• _Job_
Look through the listing below and work out how many of its lines hold the word "years". Give only the number.

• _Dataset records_
(begin)

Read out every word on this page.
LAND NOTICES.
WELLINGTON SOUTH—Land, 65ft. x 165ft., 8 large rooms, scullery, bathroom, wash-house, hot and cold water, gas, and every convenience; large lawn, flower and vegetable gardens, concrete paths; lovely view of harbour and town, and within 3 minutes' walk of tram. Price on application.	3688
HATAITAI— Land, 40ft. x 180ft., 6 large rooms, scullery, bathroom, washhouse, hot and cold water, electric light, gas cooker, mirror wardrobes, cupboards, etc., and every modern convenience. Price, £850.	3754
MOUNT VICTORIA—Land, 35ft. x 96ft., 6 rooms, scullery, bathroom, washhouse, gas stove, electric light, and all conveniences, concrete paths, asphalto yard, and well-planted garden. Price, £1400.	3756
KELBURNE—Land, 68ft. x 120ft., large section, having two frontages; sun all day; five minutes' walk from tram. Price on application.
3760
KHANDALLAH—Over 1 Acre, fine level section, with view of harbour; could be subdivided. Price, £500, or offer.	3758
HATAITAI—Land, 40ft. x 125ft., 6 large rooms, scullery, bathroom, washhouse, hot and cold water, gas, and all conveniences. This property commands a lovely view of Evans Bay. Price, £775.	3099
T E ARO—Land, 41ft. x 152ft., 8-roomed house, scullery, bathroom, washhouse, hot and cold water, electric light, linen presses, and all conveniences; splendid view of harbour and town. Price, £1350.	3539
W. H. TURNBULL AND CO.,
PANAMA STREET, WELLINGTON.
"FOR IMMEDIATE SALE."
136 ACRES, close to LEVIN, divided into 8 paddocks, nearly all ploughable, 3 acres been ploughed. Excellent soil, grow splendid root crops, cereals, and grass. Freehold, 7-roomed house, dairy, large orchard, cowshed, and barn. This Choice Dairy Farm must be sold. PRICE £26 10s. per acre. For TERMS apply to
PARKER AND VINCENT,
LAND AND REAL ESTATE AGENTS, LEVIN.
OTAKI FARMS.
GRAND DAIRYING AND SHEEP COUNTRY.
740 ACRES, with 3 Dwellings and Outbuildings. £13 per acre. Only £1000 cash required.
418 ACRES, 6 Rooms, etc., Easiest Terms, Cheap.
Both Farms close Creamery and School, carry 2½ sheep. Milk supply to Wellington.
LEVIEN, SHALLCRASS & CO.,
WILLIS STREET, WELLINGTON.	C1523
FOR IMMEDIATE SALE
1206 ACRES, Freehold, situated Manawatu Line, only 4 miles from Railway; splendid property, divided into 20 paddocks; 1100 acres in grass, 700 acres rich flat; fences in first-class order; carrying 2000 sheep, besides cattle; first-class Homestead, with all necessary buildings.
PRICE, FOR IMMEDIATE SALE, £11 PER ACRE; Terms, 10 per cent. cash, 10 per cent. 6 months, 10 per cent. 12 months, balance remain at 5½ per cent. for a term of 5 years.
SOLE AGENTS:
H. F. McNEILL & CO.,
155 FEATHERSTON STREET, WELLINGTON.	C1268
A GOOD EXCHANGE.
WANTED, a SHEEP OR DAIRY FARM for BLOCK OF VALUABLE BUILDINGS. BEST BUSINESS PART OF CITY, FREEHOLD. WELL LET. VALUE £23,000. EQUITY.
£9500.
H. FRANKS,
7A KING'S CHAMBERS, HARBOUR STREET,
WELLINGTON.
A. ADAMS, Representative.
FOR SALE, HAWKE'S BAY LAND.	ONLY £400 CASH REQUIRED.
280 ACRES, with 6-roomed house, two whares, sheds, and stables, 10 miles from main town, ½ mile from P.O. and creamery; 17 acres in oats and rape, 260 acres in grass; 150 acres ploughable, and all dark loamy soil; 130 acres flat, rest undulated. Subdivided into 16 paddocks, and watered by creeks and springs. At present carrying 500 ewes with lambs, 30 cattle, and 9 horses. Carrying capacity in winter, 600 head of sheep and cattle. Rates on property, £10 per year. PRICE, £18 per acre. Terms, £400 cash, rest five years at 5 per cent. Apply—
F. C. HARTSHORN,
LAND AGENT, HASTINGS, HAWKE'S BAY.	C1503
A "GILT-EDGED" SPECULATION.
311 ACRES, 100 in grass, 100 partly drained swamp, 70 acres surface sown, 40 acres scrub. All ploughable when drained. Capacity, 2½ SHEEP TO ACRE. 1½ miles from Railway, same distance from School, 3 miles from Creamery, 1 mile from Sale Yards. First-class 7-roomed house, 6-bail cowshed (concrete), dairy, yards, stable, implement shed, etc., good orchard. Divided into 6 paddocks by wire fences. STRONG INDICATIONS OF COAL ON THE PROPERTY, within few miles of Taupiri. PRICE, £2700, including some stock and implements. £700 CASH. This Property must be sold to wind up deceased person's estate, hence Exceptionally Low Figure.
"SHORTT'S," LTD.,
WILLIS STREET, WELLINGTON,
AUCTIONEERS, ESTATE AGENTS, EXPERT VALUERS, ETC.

(end)

• _Written answer_
2